◆ **TASK DETAILS**
Find the line with "What's the underlying", then retype it and each later line through the last, exactly. Leave out pictures.

◆ **ENTRIES PROVIDED**
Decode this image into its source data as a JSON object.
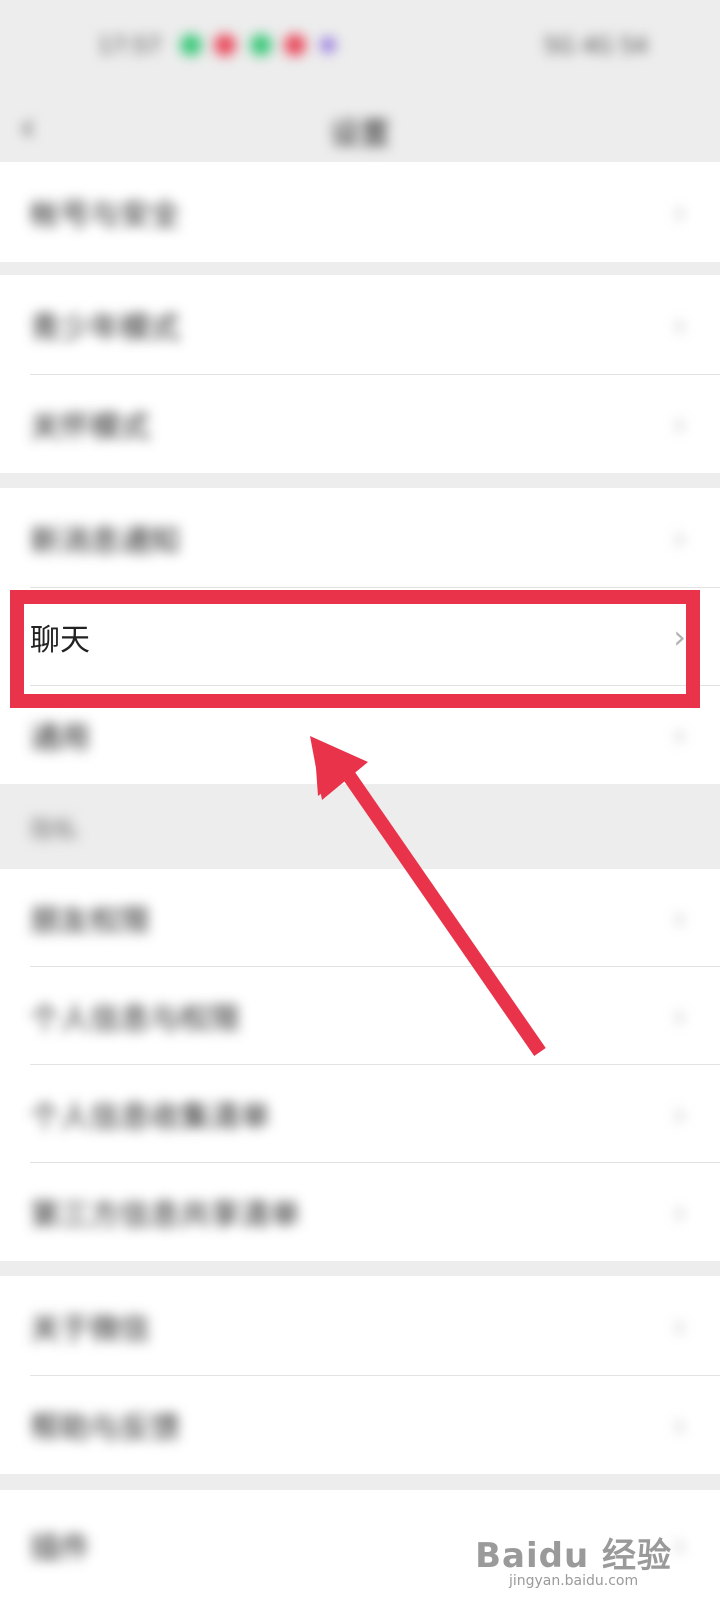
{
  "status_bar": {
    "time": "17:57",
    "right_text": "5G 4G 54",
    "icon_colors": [
      "#3cc87a",
      "#e94a5c",
      "#3cc87a",
      "#e94a5c",
      "#9a7fe0"
    ]
  },
  "nav": {
    "back_icon": "chevron-left-icon",
    "title": "设置"
  },
  "items": [
    {
      "label": "帐号与安全",
      "blurred": true
    },
    {
      "label": "青少年模式",
      "blurred": true
    },
    {
      "label": "关怀模式",
      "blurred": true
    },
    {
      "label": "新消息通知",
      "blurred": true
    },
    {
      "label": "聊天",
      "blurred": false
    },
    {
      "label": "通用",
      "blurred": true
    },
    {
      "group_label": "隐私",
      "blurred": true
    },
    {
      "label": "朋友权限",
      "blurred": true
    },
    {
      "label": "个人信息与权限",
      "blurred": true
    },
    {
      "label": "个人信息收集清单",
      "blurred": true
    },
    {
      "label": "第三方信息共享清单",
      "blurred": true
    },
    {
      "label": "关于微信",
      "blurred": true
    },
    {
      "label": "帮助与反馈",
      "blurred": true
    },
    {
      "label": "插件",
      "blurred": true
    }
  ],
  "chevron_char": "›",
  "annotation": {
    "highlight_color": "#e8334a"
  },
  "watermark": {
    "main": "Baidu 经验",
    "sub": "jingyan.baidu.com"
  }
}
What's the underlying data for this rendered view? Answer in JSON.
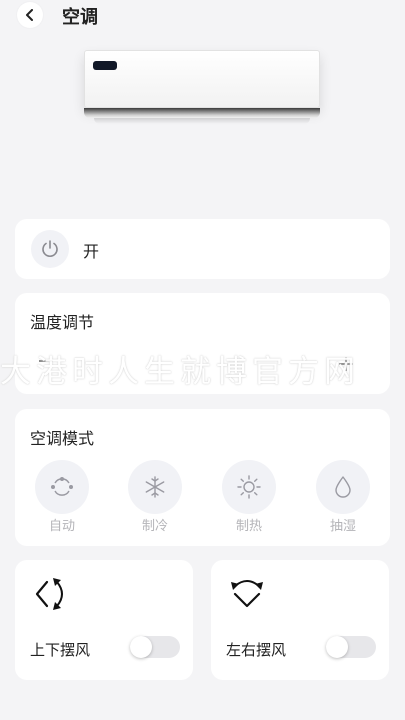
{
  "header": {
    "title": "空调",
    "back_icon": "chevron-left-icon"
  },
  "power": {
    "icon": "power-icon",
    "state": "开"
  },
  "temperature": {
    "label": "温度调节",
    "decrease_icon": "minus-icon",
    "increase_icon": "plus-icon"
  },
  "watermark": {
    "text": "大港时人生就博官方网"
  },
  "mode": {
    "label": "空调模式",
    "items": [
      {
        "label": "自动",
        "icon": "auto-cycle-icon"
      },
      {
        "label": "制冷",
        "icon": "snowflake-icon"
      },
      {
        "label": "制热",
        "icon": "sun-icon"
      },
      {
        "label": "抽湿",
        "icon": "water-drop-icon"
      }
    ]
  },
  "swing": {
    "vertical": {
      "label": "上下摆风",
      "icon": "vertical-swing-icon",
      "on": false
    },
    "horizontal": {
      "label": "左右摆风",
      "icon": "horizontal-swing-icon",
      "on": false
    }
  },
  "colors": {
    "background": "#f4f4f6",
    "card": "#ffffff",
    "icon_bg": "#f1f2f6",
    "muted": "#b4b4b8",
    "toggle_off": "#e7e7ea"
  }
}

◆ **EXERCISE ANSWER**
What's the underlying data for this rendered view? Answer in JSON.
{
  "header": {
    "title": "空调",
    "back_icon": "chevron-left-icon"
  },
  "power": {
    "icon": "power-icon",
    "state": "开"
  },
  "temperature": {
    "label": "温度调节",
    "decrease_icon": "minus-icon",
    "increase_icon": "plus-icon"
  },
  "watermark": {
    "text": "大港时人生就博官方网"
  },
  "mode": {
    "label": "空调模式",
    "items": [
      {
        "label": "自动",
        "icon": "auto-cycle-icon"
      },
      {
        "label": "制冷",
        "icon": "snowflake-icon"
      },
      {
        "label": "制热",
        "icon": "sun-icon"
      },
      {
        "label": "抽湿",
        "icon": "water-drop-icon"
      }
    ]
  },
  "swing": {
    "vertical": {
      "label": "上下摆风",
      "icon": "vertical-swing-icon",
      "on": false
    },
    "horizontal": {
      "label": "左右摆风",
      "icon": "horizontal-swing-icon",
      "on": false
    }
  },
  "colors": {
    "background": "#f4f4f6",
    "card": "#ffffff",
    "icon_bg": "#f1f2f6",
    "muted": "#b4b4b8",
    "toggle_off": "#e7e7ea"
  }
}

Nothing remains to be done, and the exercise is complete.